**Reading passage:**
<<<<

I remember for many years we [Israeli officials] used to come to Washington,  and used to say [to American officials], “You must help us strengthen our  strategic capabilities. We must always have ‘the edge,’ we called it.” For  two things. To protect ourselves, and we need to show, out of  a feeling of  confidence and safety, that we are negotiating out of strength and not out of  weakness.

Israel did negotiate [...] two peace treaties, with Egypt and Jordan, and we  went part of the way with the Syrians and the Palestinians. We needed to be  strong in order to negotiate, in order to get that.

But we have forgotten the last part. Yes, we had to negotiate, or appear to  be negotiating, in order to strike [a deal] in the end. We have to prove in the  end [we tried everything else].

In Israel, [it has taken hold that] the Iran nuclear issue will not be  resolved except with a major confrontation. Here is the difference I see  currently between the Israeli position and that of the United States. It’s not  that we don’t have a common intelligence picture. The question is, what is the  end game?

>>>>

From the remarks on Israel's negotiating strength, quote the text between "Israel did negotiate" and "tried everything else].", inclusive.

**Material provided:**
<<<<

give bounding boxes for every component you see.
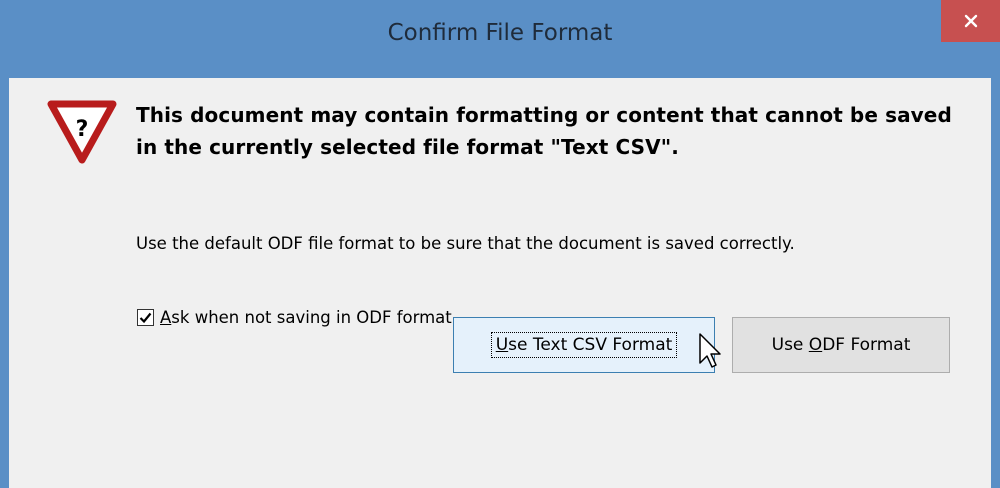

>>>>

**Completed task:**
Israel did negotiate [...] two peace treaties, with Egypt and Jordan, and we  went part of the way with the Syrians and the Palestinians. We needed to be  strong in order to negotiate, in order to get that.

But we have forgotten the last part. Yes, we had to negotiate, or appear to  be negotiating, in order to strike [a deal] in the end. We have to prove in the  end [we tried everything else].